▶ **Task input**:
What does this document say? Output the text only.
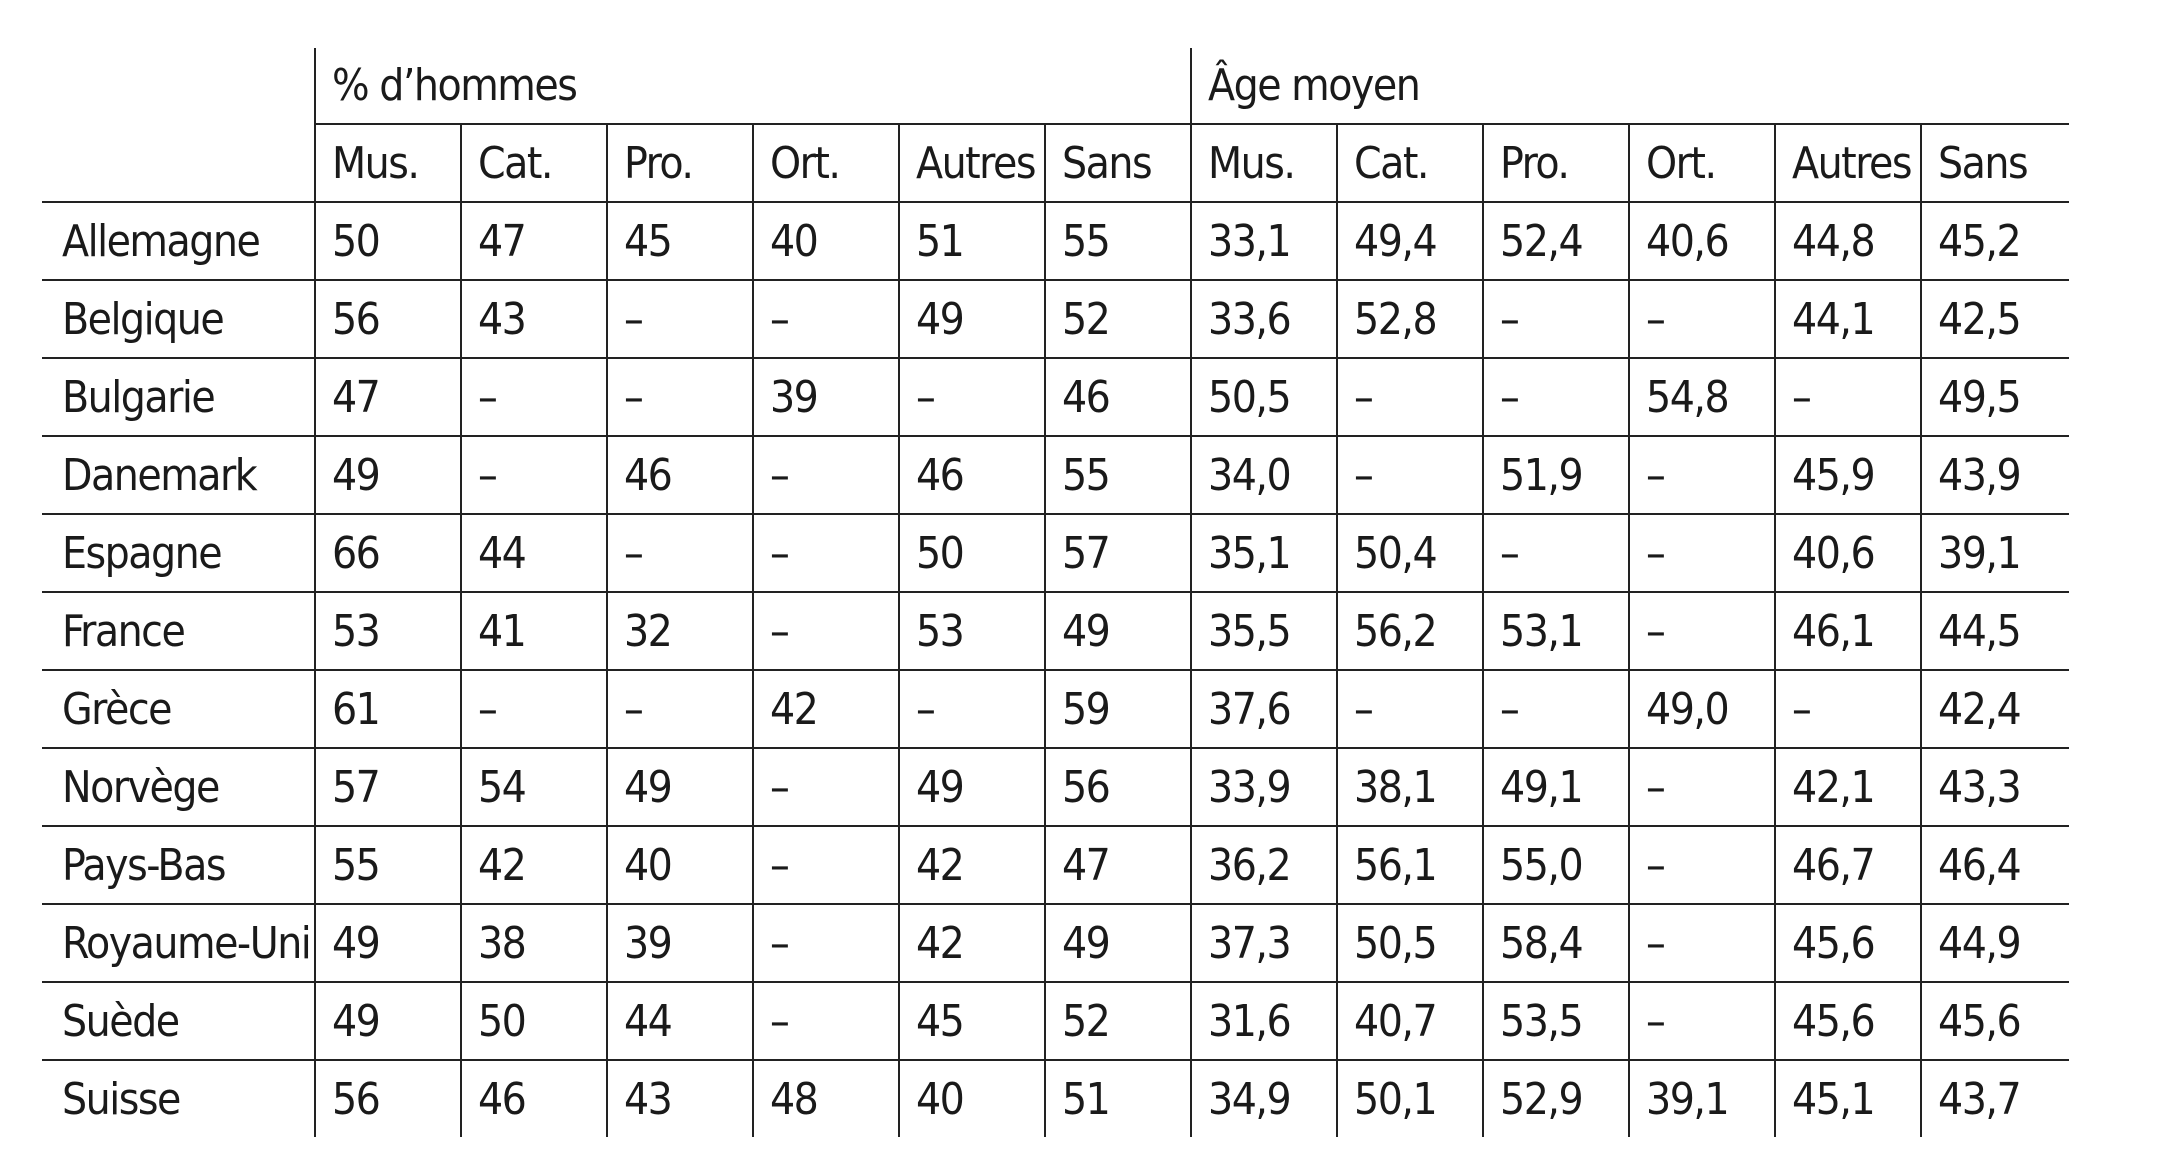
	% d’hommes						Âge moyen					
	Mus.	Cat.	Pro.	Ort.	Autres	Sans	Mus.	Cat.	Pro.	Ort.	Autres	Sans
Allemagne	50	47	45	40	51	55	33,1	49,4	52,4	40,6	44,8	45,2
Belgique	56	43	–	–	49	52	33,6	52,8	–	–	44,1	42,5
Bulgarie	47	–	–	39	–	46	50,5	–	–	54,8	–	49,5
Danemark	49	–	46	–	46	55	34,0	–	51,9	–	45,9	43,9
Espagne	66	44	–	–	50	57	35,1	50,4	–	–	40,6	39,1
France	53	41	32	–	53	49	35,5	56,2	53,1	–	46,1	44,5
Grèce	61	–	–	42	–	59	37,6	–	–	49,0	–	42,4
Norvège	57	54	49	–	49	56	33,9	38,1	49,1	–	42,1	43,3
Pays-Bas	55	42	40	–	42	47	36,2	56,1	55,0	–	46,7	46,4
Royaume-Uni	49	38	39	–	42	49	37,3	50,5	58,4	–	45,6	44,9
Suède	49	50	44	–	45	52	31,6	40,7	53,5	–	45,6	45,6
Suisse	56	46	43	48	40	51	34,9	50,1	52,9	39,1	45,1	43,7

▶ **Goal**: Repeat everything in the records precisely. Images are excluded from the copy.

▶ **Reply**:
What does this document say? Output the text only.
	% d’hommes						Âge moyen					
	Mus.	Cat.	Pro.	Ort.	Autres	Sans	Mus.	Cat.	Pro.	Ort.	Autres	Sans
Allemagne	50	47	45	40	51	55	33,1	49,4	52,4	40,6	44,8	45,2
Belgique	56	43	–	–	49	52	33,6	52,8	–	–	44,1	42,5
Bulgarie	47	–	–	39	–	46	50,5	–	–	54,8	–	49,5
Danemark	49	–	46	–	46	55	34,0	–	51,9	–	45,9	43,9
Espagne	66	44	–	–	50	57	35,1	50,4	–	–	40,6	39,1
France	53	41	32	–	53	49	35,5	56,2	53,1	–	46,1	44,5
Grèce	61	–	–	42	–	59	37,6	–	–	49,0	–	42,4
Norvège	57	54	49	–	49	56	33,9	38,1	49,1	–	42,1	43,3
Pays-Bas	55	42	40	–	42	47	36,2	56,1	55,0	–	46,7	46,4
Royaume-Uni	49	38	39	–	42	49	37,3	50,5	58,4	–	45,6	44,9
Suède	49	50	44	–	45	52	31,6	40,7	53,5	–	45,6	45,6
Suisse	56	46	43	48	40	51	34,9	50,1	52,9	39,1	45,1	43,7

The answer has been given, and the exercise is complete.